* Recorded data *
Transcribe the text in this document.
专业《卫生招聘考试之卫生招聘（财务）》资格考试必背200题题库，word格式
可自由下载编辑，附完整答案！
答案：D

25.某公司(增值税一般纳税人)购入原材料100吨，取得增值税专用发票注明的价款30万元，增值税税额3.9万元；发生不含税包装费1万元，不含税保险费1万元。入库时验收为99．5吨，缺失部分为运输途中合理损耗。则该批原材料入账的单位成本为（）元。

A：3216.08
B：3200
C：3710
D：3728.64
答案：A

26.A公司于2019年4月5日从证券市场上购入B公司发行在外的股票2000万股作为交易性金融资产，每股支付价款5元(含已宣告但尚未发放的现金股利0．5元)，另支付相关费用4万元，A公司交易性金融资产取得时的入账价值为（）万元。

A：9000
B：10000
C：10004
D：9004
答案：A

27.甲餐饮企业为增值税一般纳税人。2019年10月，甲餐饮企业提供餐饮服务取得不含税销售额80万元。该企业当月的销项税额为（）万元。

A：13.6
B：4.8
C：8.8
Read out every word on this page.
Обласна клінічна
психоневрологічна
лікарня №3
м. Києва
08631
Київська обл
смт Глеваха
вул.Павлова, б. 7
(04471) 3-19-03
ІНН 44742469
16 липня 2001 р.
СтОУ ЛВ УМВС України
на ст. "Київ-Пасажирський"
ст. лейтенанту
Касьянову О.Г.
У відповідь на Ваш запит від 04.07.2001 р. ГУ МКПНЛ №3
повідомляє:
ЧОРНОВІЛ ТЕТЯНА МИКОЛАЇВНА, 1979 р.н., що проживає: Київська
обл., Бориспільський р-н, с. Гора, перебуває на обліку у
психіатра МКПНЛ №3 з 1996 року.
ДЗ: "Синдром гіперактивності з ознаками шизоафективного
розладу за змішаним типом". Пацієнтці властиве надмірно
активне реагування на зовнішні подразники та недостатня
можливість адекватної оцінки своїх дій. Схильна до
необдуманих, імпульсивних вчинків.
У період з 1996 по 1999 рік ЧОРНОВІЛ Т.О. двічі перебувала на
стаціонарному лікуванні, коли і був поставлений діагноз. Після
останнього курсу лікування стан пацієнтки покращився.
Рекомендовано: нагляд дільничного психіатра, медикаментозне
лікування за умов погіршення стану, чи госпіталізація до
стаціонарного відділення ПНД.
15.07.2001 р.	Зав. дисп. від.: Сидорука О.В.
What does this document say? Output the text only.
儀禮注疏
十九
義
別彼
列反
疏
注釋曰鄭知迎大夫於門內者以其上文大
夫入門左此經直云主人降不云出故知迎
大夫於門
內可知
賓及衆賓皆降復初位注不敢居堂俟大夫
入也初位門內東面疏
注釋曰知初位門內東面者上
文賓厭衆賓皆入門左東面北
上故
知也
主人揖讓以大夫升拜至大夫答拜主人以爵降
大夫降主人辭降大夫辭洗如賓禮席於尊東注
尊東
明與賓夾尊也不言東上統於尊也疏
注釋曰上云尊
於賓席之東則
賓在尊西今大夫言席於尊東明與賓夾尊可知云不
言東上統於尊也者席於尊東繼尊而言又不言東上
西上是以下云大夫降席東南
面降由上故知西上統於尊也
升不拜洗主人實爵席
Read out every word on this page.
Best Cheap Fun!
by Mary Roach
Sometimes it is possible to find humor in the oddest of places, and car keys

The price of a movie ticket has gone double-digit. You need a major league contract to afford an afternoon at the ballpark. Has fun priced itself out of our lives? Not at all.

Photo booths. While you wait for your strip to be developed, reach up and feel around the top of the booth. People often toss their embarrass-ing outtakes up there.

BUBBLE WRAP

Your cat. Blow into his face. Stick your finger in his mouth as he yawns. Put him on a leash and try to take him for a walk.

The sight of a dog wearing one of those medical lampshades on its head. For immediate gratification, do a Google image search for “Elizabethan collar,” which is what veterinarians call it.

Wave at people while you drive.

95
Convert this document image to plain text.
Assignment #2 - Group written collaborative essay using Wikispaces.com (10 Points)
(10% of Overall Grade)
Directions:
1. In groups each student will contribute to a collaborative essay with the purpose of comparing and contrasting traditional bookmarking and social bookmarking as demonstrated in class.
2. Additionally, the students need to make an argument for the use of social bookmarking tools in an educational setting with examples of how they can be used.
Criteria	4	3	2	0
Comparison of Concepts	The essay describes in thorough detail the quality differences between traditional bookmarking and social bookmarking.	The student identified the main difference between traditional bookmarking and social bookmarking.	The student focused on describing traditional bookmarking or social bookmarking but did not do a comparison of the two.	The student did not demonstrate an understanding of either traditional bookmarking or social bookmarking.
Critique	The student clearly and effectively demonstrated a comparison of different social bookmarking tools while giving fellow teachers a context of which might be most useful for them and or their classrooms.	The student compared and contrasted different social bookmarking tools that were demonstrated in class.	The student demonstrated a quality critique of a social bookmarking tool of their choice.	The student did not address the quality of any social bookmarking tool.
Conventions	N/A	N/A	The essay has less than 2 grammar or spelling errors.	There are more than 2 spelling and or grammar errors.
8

* The task *
Scan the lines above for "need", then copy every one that has it.

* Result *
The price of a movie ticket has gone double-digit. You need a major league contract to afford an afternoon at the ballpark. Has fun priced itself out of our lives? Not at all.
2. Additionally, the students need to make an argument for the use of social bookmarking tools in an educational setting with examples of how they can be used.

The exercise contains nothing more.